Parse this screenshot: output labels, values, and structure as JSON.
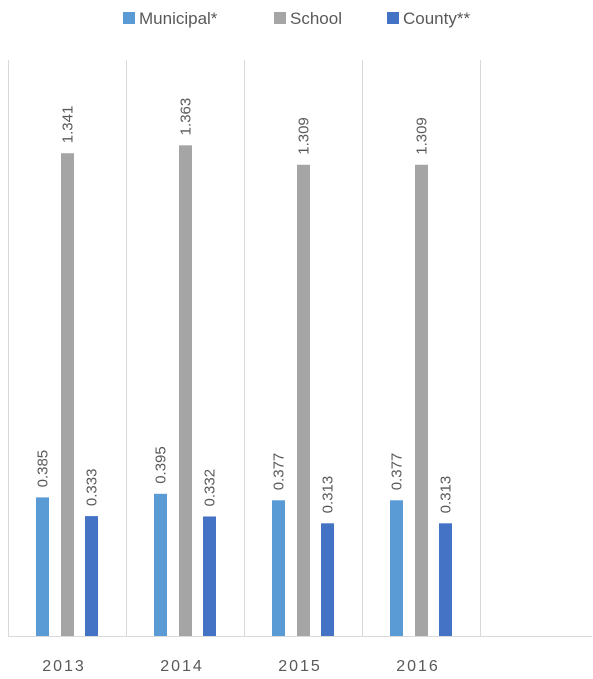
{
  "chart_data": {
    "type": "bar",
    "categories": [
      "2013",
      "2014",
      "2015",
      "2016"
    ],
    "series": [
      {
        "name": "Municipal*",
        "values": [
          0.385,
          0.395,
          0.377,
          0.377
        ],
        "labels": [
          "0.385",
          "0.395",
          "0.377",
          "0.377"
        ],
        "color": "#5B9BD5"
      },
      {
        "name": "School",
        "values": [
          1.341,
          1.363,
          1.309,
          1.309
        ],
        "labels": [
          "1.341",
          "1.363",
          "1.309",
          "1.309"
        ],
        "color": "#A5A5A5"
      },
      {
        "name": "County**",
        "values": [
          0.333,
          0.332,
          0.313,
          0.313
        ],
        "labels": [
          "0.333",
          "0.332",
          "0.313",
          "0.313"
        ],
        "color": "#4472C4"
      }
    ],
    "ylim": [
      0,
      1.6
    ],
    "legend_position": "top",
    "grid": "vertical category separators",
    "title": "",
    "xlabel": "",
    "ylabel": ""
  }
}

--------------------

Restate each entry word for word, leaving out any pictures.

▶ _Output of the exercise_:
Parse this screenshot: output labels, values, and structure as JSON.
{
  "chart_data": {
    "type": "bar",
    "categories": [
      "2013",
      "2014",
      "2015",
      "2016"
    ],
    "series": [
      {
        "name": "Municipal*",
        "values": [
          0.385,
          0.395,
          0.377,
          0.377
        ],
        "labels": [
          "0.385",
          "0.395",
          "0.377",
          "0.377"
        ],
        "color": "#5B9BD5"
      },
      {
        "name": "School",
        "values": [
          1.341,
          1.363,
          1.309,
          1.309
        ],
        "labels": [
          "1.341",
          "1.363",
          "1.309",
          "1.309"
        ],
        "color": "#A5A5A5"
      },
      {
        "name": "County**",
        "values": [
          0.333,
          0.332,
          0.313,
          0.313
        ],
        "labels": [
          "0.333",
          "0.332",
          "0.313",
          "0.313"
        ],
        "color": "#4472C4"
      }
    ],
    "ylim": [
      0,
      1.6
    ],
    "legend_position": "top",
    "grid": "vertical category separators",
    "title": "",
    "xlabel": "",
    "ylabel": ""
  }
}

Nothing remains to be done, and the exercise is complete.